Beth Israel physician Tom Delbanco, a Lexington neighbor and violin student of Mr. Koff, played for him in the ICU. ''Bob was the ultimate teacher. . . . No matter what the level of talent, he'd push, prod, cajole, and stretch students until they outdid themselves," Delbanco said. ''He was always experimenting, whether with different ways to express a musical idea, electronic gadgets, his garden, a bad joke, or a fantasy that he wrote in French."
Mr. Koff did it all with a sense of humor. ''One of the things his students loved best about him was that he made education fun," said Mr. Koff's wife, Rosalind (Mann), a Juilliard-trained pianist who performed with her husband.
''Bobby had a unique ability to 'talk' as he played. He was one of the most natural, expressive musicians I ever encountered," said pianist Sally Pinkas, a professor of music at Dartmouth College whom the Koffs arranged to bring to Brandeis from Israel in 1976. ''There was nothing studied or artificial or pretentious in his music-making," Pinkas said. ''He played as he was, an incredibly generous, intelligent, whimsical person."
Mr. Koff was born in Los Angeles, an only child. He began studying the violin at age 5 after a teacher told his father he had the hands and the temperament to become a great violinist, his wife said.
While in high school, Mr. Koff was concertmaster in the Los Angeles Youth Symphony and won many high-level competitions, his son said. He went on to the Oberlin Conservatory.
He graduated from Oberlin in 1941 and enrolled in the Juilliard Graduate School. He left Juilliard to join the Army in World War II and was assigned to the band; he played tenor tuba. After the war, he returned to Juilliard and graduated in 1946.

◆ **Supplied records**
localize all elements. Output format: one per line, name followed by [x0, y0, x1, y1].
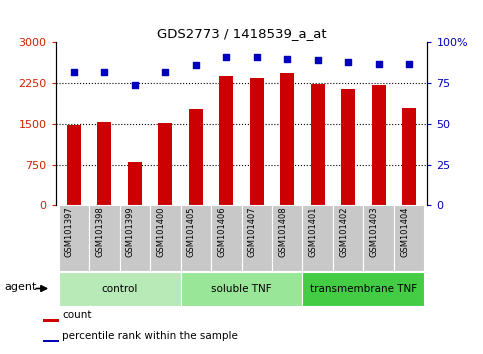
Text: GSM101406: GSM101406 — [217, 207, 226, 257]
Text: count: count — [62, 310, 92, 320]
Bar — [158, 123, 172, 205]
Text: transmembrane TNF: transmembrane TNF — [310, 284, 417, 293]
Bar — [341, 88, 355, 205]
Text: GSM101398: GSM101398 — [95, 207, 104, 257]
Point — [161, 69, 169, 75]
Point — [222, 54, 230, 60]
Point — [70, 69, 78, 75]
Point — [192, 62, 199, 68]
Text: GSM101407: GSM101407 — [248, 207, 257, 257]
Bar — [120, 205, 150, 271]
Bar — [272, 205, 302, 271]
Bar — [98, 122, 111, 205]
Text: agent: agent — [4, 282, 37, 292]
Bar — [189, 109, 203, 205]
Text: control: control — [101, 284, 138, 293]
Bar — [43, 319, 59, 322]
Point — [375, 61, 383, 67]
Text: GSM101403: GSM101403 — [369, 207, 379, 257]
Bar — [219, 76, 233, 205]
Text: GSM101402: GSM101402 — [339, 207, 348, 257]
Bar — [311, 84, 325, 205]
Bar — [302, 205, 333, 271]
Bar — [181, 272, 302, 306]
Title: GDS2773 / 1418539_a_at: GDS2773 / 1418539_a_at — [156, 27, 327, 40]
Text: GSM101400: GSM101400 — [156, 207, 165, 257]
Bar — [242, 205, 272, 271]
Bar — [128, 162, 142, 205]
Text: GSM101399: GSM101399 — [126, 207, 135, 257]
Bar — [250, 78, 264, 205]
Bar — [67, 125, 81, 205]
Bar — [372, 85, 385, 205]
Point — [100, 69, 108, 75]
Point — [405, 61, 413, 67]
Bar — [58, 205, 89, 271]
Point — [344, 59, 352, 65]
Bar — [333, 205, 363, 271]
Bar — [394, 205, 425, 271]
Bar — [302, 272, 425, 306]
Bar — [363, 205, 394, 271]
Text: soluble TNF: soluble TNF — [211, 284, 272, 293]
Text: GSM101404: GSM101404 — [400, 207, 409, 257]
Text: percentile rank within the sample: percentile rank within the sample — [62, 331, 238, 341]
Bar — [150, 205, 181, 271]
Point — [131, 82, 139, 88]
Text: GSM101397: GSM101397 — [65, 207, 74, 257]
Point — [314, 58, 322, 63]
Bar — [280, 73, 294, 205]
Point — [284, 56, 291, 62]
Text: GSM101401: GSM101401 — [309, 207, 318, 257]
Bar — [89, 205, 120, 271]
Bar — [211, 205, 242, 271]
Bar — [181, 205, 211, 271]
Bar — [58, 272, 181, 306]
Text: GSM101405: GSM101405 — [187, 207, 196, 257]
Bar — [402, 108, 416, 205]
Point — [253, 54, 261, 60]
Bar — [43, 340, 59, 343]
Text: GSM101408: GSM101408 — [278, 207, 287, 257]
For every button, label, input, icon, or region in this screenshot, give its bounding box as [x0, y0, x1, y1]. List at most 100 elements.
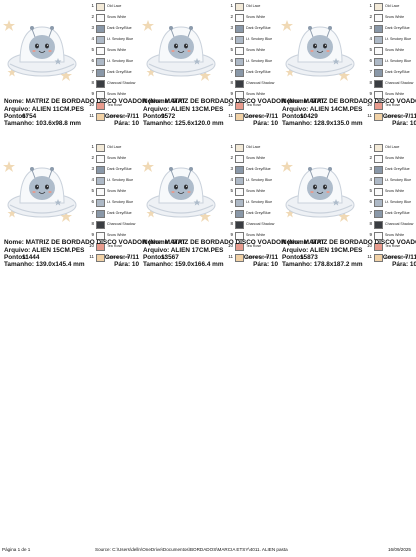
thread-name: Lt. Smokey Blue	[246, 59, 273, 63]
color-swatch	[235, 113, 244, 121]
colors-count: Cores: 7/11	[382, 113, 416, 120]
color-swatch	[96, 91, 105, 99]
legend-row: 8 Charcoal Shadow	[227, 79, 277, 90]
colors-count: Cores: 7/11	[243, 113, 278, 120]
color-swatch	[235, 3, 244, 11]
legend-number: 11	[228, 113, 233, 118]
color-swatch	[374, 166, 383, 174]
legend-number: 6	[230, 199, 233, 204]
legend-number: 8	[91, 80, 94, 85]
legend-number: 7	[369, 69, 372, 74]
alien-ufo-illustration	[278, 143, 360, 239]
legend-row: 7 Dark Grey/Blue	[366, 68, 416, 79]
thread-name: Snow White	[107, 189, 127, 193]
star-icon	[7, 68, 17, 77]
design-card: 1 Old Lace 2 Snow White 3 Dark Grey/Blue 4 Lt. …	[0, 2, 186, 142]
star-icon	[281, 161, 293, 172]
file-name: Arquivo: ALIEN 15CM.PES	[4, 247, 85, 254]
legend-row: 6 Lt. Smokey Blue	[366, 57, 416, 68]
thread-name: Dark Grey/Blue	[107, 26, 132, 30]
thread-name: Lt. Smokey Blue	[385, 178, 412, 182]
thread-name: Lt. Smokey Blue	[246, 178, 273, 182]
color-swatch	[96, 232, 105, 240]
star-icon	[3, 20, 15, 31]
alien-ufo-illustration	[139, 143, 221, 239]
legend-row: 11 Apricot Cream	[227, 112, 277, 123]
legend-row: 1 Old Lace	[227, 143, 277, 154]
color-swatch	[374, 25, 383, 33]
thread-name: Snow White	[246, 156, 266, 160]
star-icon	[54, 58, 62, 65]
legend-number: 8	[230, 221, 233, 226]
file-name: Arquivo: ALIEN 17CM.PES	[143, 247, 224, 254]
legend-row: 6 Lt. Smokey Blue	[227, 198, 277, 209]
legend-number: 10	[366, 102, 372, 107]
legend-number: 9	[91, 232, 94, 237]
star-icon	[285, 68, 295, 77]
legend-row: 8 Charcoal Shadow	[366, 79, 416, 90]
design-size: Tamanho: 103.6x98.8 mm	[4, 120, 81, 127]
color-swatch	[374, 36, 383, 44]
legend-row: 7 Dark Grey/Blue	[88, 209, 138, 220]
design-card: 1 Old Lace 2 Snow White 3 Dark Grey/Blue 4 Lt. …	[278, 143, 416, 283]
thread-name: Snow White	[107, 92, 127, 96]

◆ **Problems to work on**
#1 In the records, copy every line exactly, starting with the line that contains "Text: GSM101406: GSM101406" and going on through the line that contains "Text: GSM101402: GSM101402".
#2 Carry on the text about the violinist Mr. Koff from the point where it stops.
The text about Mr. Koff and the records have nothing to do with each other.

◆ **Answers to the tasks**
#1
Text: GSM101406: GSM101406 — [217, 207, 226, 257]
Text: count: count — [62, 310, 92, 320]
Bar — [158, 123, 172, 205]
Text: transmembrane TNF: transmembrane TNF — [310, 284, 417, 293]
Bar — [341, 88, 355, 205]
Text: GSM101398: GSM101398 — [95, 207, 104, 257]
Point — [161, 69, 169, 75]
Point — [222, 54, 230, 60]
Point — [70, 69, 78, 75]
Point — [192, 62, 199, 68]
Text: GSM101407: GSM101407 — [248, 207, 257, 257]
Bar — [120, 205, 150, 271]
Bar — [272, 205, 302, 271]
Bar — [98, 122, 111, 205]
Text: agent: agent — [4, 282, 37, 292]
Bar — [189, 109, 203, 205]
Text: control: control — [101, 284, 138, 293]
Bar — [43, 319, 59, 322]
Point — [375, 61, 383, 67]
Text: GSM101403: GSM101403 — [369, 207, 379, 257]
Bar — [219, 76, 233, 205]
Text: GSM101402: GSM101402 — [339, 207, 348, 257]

#2
While at Juilliard that year, Mr. Koff and fellow student violinist Robert Mann decided that the school should have a resident quartet. ''The Juilliard Quartet had an enormous impact on classical music," said Laurence Lesser, retired president of the New England Conservatory. ''In the middle of the past century, they, along with the Budapest Quartet, and the Beaux Arts Trio, established chamber music as a legitimate career path for the most talented musicians. No longer did such individuals have to focus on becoming soloists."
While at Juilliard, Mr. Koff met Rosalind, who was studying piano there. They were married in 1947. He taught at Juilliard from 1946 to 1958. In 1958, his wife said, he was invited to be professor of music at Brandeis.
Daniel Stepner of Newton, a violinist with the Lydian Quartet for 18 years, recalled visiting Mr. Koff two months ago. ''Though he was physically weakened, he was his old feisty self. He was playing the violin again," he said.
But that wasn't surprising, Stepner said, because Mr. Koff ''kept a kind of boyish enthusiasm and approach all through life."
His son added, ''He created such a passion for life through his music."
Besides his wife and son, Mr. Koff leaves two other sons, Daniel of Sebastopol, Calif., and Jeremy of Los Angeles.